# Prompt
The entries below are to be repeated exactly as they stand.

(Stored data entries)
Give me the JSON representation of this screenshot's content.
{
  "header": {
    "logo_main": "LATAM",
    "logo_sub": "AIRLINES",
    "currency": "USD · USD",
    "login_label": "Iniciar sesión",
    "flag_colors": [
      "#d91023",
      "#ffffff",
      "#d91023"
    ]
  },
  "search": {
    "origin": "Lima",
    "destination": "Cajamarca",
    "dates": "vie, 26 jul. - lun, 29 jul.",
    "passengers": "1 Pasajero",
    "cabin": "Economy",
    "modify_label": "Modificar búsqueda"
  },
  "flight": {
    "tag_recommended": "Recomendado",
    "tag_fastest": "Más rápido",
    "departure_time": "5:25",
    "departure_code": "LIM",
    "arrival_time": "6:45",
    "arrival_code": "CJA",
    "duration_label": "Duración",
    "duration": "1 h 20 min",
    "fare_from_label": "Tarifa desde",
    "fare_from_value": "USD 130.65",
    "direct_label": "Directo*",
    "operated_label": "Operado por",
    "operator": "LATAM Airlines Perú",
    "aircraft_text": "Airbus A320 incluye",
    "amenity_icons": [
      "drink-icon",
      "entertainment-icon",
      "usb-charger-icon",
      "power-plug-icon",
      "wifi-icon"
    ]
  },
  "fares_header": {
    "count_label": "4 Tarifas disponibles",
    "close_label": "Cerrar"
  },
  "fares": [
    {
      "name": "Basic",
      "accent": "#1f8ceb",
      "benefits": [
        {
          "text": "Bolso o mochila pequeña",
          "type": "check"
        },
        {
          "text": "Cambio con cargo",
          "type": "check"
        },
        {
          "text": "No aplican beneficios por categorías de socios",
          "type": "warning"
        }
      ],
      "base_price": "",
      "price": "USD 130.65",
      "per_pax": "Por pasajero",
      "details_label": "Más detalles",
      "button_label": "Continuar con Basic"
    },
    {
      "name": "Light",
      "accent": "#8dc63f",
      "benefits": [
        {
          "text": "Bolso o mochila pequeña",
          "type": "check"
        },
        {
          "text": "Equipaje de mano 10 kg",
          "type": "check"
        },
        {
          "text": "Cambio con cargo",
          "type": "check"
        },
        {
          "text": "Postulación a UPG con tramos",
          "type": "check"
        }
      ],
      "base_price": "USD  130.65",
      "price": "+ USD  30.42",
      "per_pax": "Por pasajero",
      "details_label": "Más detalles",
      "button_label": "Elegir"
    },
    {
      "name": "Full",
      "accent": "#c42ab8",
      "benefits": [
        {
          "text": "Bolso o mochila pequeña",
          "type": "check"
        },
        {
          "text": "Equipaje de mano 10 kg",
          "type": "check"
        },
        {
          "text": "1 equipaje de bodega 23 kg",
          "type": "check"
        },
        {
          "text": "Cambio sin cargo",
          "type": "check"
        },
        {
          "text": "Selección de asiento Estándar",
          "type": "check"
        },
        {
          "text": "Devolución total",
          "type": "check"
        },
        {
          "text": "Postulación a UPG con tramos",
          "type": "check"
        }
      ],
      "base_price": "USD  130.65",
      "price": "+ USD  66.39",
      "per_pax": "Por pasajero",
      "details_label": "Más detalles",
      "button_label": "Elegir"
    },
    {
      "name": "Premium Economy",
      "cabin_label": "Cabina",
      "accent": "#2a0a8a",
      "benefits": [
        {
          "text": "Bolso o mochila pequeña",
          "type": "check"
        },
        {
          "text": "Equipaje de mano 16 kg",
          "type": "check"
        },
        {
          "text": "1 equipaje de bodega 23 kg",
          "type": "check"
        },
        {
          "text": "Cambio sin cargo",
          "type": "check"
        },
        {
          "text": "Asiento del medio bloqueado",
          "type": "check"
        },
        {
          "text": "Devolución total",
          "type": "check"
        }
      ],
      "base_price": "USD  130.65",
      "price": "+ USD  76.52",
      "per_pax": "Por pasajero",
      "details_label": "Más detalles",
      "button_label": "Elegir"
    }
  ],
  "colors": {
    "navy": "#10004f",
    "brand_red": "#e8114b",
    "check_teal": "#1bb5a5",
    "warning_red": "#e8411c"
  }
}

# Answer to this task
Give me the JSON representation of this screenshot's content.
{
  "header": {
    "logo_main": "LATAM",
    "logo_sub": "AIRLINES",
    "currency": "USD · USD",
    "login_label": "Iniciar sesión",
    "flag_colors": [
      "#d91023",
      "#ffffff",
      "#d91023"
    ]
  },
  "search": {
    "origin": "Lima",
    "destination": "Cajamarca",
    "dates": "vie, 26 jul. - lun, 29 jul.",
    "passengers": "1 Pasajero",
    "cabin": "Economy",
    "modify_label": "Modificar búsqueda"
  },
  "flight": {
    "tag_recommended": "Recomendado",
    "tag_fastest": "Más rápido",
    "departure_time": "5:25",
    "departure_code": "LIM",
    "arrival_time": "6:45",
    "arrival_code": "CJA",
    "duration_label": "Duración",
    "duration": "1 h 20 min",
    "fare_from_label": "Tarifa desde",
    "fare_from_value": "USD 130.65",
    "direct_label": "Directo*",
    "operated_label": "Operado por",
    "operator": "LATAM Airlines Perú",
    "aircraft_text": "Airbus A320 incluye",
    "amenity_icons": [
      "drink-icon",
      "entertainment-icon",
      "usb-charger-icon",
      "power-plug-icon",
      "wifi-icon"
    ]
  },
  "fares_header": {
    "count_label": "4 Tarifas disponibles",
    "close_label": "Cerrar"
  },
  "fares": [
    {
      "name": "Basic",
      "accent": "#1f8ceb",
      "benefits": [
        {
          "text": "Bolso o mochila pequeña",
          "type": "check"
        },
        {
          "text": "Cambio con cargo",
          "type": "check"
        },
        {
          "text": "No aplican beneficios por categorías de socios",
          "type": "warning"
        }
      ],
      "base_price": "",
      "price": "USD 130.65",
      "per_pax": "Por pasajero",
      "details_label": "Más detalles",
      "button_label": "Continuar con Basic"
    },
    {
      "name": "Light",
      "accent": "#8dc63f",
      "benefits": [
        {
          "text": "Bolso o mochila pequeña",
          "type": "check"
        },
        {
          "text": "Equipaje de mano 10 kg",
          "type": "check"
        },
        {
          "text": "Cambio con cargo",
          "type": "check"
        },
        {
          "text": "Postulación a UPG con tramos",
          "type": "check"
        }
      ],
      "base_price": "USD  130.65",
      "price": "+ USD  30.42",
      "per_pax": "Por pasajero",
      "details_label": "Más detalles",
      "button_label": "Elegir"
    },
    {
      "name": "Full",
      "accent": "#c42ab8",
      "benefits": [
        {
          "text": "Bolso o mochila pequeña",
          "type": "check"
        },
        {
          "text": "Equipaje de mano 10 kg",
          "type": "check"
        },
        {
          "text": "1 equipaje de bodega 23 kg",
          "type": "check"
        },
        {
          "text": "Cambio sin cargo",
          "type": "check"
        },
        {
          "text": "Selección de asiento Estándar",
          "type": "check"
        },
        {
          "text": "Devolución total",
          "type": "check"
        },
        {
          "text": "Postulación a UPG con tramos",
          "type": "check"
        }
      ],
      "base_price": "USD  130.65",
      "price": "+ USD  66.39",
      "per_pax": "Por pasajero",
      "details_label": "Más detalles",
      "button_label": "Elegir"
    },
    {
      "name": "Premium Economy",
      "cabin_label": "Cabina",
      "accent": "#2a0a8a",
      "benefits": [
        {
          "text": "Bolso o mochila pequeña",
          "type": "check"
        },
        {
          "text": "Equipaje de mano 16 kg",
          "type": "check"
        },
        {
          "text": "1 equipaje de bodega 23 kg",
          "type": "check"
        },
        {
          "text": "Cambio sin cargo",
          "type": "check"
        },
        {
          "text": "Asiento del medio bloqueado",
          "type": "check"
        },
        {
          "text": "Devolución total",
          "type": "check"
        }
      ],
      "base_price": "USD  130.65",
      "price": "+ USD  76.52",
      "per_pax": "Por pasajero",
      "details_label": "Más detalles",
      "button_label": "Elegir"
    }
  ],
  "colors": {
    "navy": "#10004f",
    "brand_red": "#e8114b",
    "check_teal": "#1bb5a5",
    "warning_red": "#e8411c"
  }
}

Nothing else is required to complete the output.